• _Input material_
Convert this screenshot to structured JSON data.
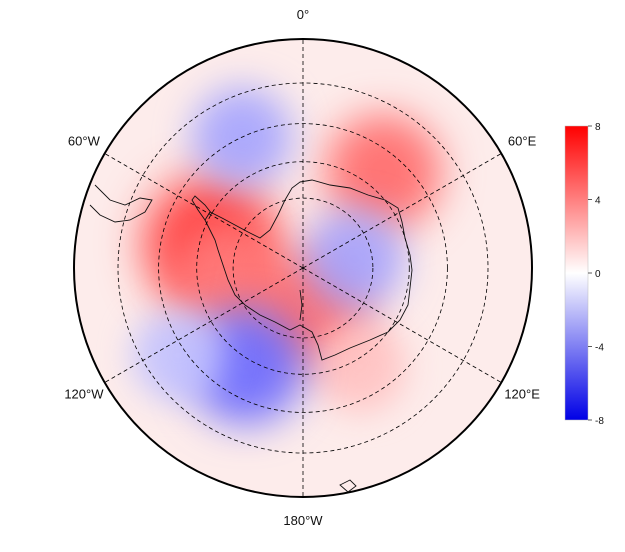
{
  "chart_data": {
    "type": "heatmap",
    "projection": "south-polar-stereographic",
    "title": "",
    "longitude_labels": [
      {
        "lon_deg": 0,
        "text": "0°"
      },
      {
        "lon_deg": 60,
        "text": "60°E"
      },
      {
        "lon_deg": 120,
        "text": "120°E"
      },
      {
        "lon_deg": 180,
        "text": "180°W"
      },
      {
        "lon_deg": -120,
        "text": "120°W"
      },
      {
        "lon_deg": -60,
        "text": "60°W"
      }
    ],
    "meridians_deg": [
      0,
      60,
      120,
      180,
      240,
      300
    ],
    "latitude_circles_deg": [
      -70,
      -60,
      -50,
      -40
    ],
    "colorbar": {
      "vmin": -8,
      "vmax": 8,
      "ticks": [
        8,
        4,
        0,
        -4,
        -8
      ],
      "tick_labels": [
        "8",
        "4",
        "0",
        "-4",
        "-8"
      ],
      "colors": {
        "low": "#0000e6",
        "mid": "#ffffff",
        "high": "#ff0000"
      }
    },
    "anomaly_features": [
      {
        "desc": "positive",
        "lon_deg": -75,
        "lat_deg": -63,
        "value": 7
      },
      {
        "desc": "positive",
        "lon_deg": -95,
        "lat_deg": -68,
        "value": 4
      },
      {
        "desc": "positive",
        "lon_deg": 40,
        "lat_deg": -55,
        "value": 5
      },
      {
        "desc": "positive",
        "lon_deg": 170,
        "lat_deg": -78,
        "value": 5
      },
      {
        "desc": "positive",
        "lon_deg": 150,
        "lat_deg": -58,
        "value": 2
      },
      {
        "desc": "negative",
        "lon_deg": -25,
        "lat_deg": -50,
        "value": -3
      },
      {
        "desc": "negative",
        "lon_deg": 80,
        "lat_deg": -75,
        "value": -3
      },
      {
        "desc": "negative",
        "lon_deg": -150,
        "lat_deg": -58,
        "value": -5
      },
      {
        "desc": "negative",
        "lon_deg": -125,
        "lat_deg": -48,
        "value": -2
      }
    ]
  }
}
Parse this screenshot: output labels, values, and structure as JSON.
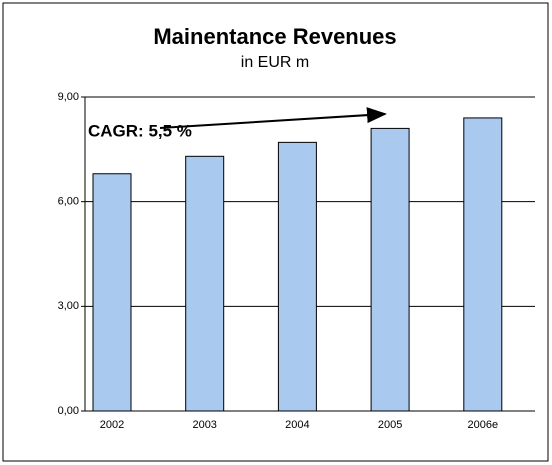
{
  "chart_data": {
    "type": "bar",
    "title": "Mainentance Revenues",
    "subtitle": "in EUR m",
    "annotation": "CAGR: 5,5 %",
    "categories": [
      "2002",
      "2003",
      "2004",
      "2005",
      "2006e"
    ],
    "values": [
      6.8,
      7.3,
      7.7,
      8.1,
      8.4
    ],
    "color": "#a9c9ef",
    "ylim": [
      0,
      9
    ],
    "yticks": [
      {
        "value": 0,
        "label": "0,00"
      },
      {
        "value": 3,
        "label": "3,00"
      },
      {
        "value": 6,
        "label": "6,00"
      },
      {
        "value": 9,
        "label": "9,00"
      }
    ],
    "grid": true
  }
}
--
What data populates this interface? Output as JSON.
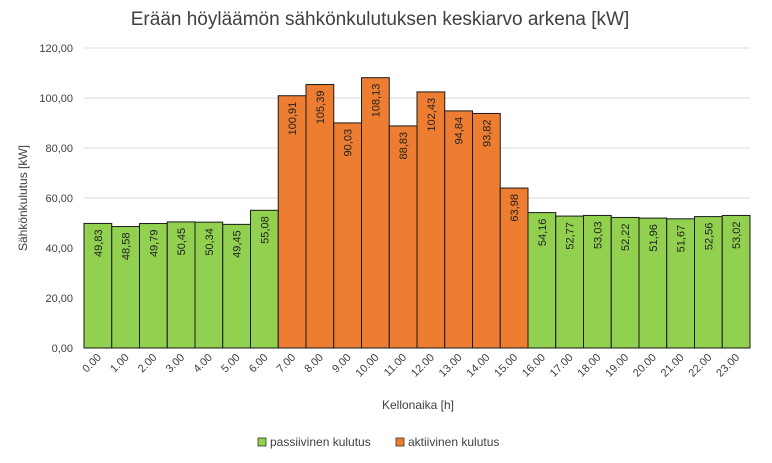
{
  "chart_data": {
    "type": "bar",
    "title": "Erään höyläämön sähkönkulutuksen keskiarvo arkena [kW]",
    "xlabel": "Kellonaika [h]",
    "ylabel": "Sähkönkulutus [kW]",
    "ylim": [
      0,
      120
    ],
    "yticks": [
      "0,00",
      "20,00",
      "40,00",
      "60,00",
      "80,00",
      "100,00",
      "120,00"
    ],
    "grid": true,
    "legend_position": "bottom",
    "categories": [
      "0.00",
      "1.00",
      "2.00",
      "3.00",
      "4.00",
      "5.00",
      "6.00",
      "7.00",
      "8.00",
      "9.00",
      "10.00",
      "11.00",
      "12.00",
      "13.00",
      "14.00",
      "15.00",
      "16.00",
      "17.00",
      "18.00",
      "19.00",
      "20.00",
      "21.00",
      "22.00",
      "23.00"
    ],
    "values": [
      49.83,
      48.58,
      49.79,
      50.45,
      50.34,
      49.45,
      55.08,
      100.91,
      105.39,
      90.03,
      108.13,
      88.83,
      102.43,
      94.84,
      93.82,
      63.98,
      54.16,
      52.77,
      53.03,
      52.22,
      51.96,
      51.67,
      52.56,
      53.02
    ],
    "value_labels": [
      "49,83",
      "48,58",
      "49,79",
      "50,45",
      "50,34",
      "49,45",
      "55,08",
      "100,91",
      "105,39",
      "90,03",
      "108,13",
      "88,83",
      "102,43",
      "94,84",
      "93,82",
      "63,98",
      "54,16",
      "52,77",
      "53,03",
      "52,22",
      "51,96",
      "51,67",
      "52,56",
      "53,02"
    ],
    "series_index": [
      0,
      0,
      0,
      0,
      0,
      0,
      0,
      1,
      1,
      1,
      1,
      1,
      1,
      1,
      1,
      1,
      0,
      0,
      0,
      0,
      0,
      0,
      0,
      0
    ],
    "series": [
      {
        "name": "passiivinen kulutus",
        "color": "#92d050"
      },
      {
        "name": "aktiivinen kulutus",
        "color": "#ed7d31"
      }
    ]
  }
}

• _Problem to solve_
In the listing above, locate each line with "this" and copy it.

• _Response below_
Convert this screenshot to structured JSON data.
Parse this screenshot: output labels, values, and structure as JSON.
What data populates this interface? Output as JSON.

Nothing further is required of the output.